- [Given exercise] Omit the pictures and return every entry exactly as written.

-=-=-

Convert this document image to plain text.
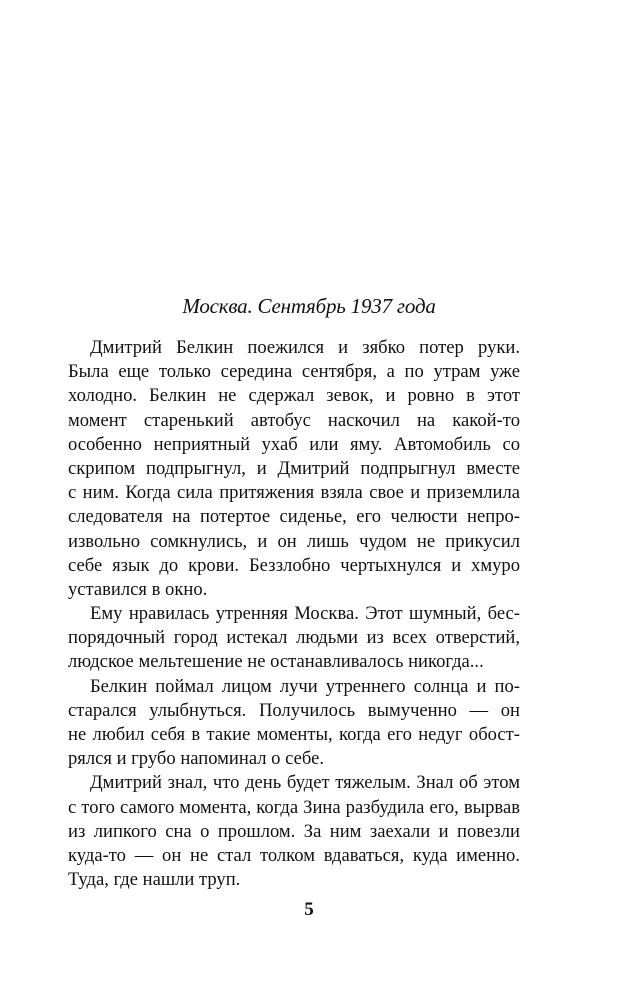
Москва. Сентябрь 1937 года
Дмитрий Белкин поежился и зябко потер руки.
Была еще только середина сентября, а по утрам уже
холодно. Белкин не сдержал зевок, и ровно в этот
момент старенький автобус наскочил на какой-то
особенно неприятный ухаб или яму. Автомобиль со
скрипом подпрыгнул, и Дмитрий подпрыгнул вместе
с ним. Когда сила притяжения взяла свое и приземлила
следователя на потертое сиденье, его челюсти непро-
извольно сомкнулись, и он лишь чудом не прикусил
себе язык до крови. Беззлобно чертыхнулся и хмуро
уставился в окно.
Ему нравилась утренняя Москва. Этот шумный, бес-
порядочный город истекал людьми из всех отверстий,
людское мельтешение не останавливалось никогда...
Белкин поймал лицом лучи утреннего солнца и по-
старался улыбнуться. Получилось вымученно — он
не любил себя в такие моменты, когда его недуг обост-
рялся и грубо напоминал о себе.
Дмитрий знал, что день будет тяжелым. Знал об этом
с того самого момента, когда Зина разбудила его, вырвав
из липкого сна о прошлом. За ним заехали и повезли
куда-то — он не стал толком вдаваться, куда именно.
Туда, где нашли труп.
5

-=-=-

- [Reply to the exercise]
Convert this document image to plain text.
Москва. Сентябрь 1937 года
Дмитрий Белкин поежился и зябко потер руки.
Была еще только середина сентября, а по утрам уже
холодно. Белкин не сдержал зевок, и ровно в этот
момент старенький автобус наскочил на какой-то
особенно неприятный ухаб или яму. Автомобиль со
скрипом подпрыгнул, и Дмитрий подпрыгнул вместе
с ним. Когда сила притяжения взяла свое и приземлила
следователя на потертое сиденье, его челюсти непро-
извольно сомкнулись, и он лишь чудом не прикусил
себе язык до крови. Беззлобно чертыхнулся и хмуро
уставился в окно.
Ему нравилась утренняя Москва. Этот шумный, бес-
порядочный город истекал людьми из всех отверстий,
людское мельтешение не останавливалось никогда...
Белкин поймал лицом лучи утреннего солнца и по-
старался улыбнуться. Получилось вымученно — он
не любил себя в такие моменты, когда его недуг обост-
рялся и грубо напоминал о себе.
Дмитрий знал, что день будет тяжелым. Знал об этом
с того самого момента, когда Зина разбудила его, вырвав
из липкого сна о прошлом. За ним заехали и повезли
куда-то — он не стал толком вдаваться, куда именно.
Туда, где нашли труп.
5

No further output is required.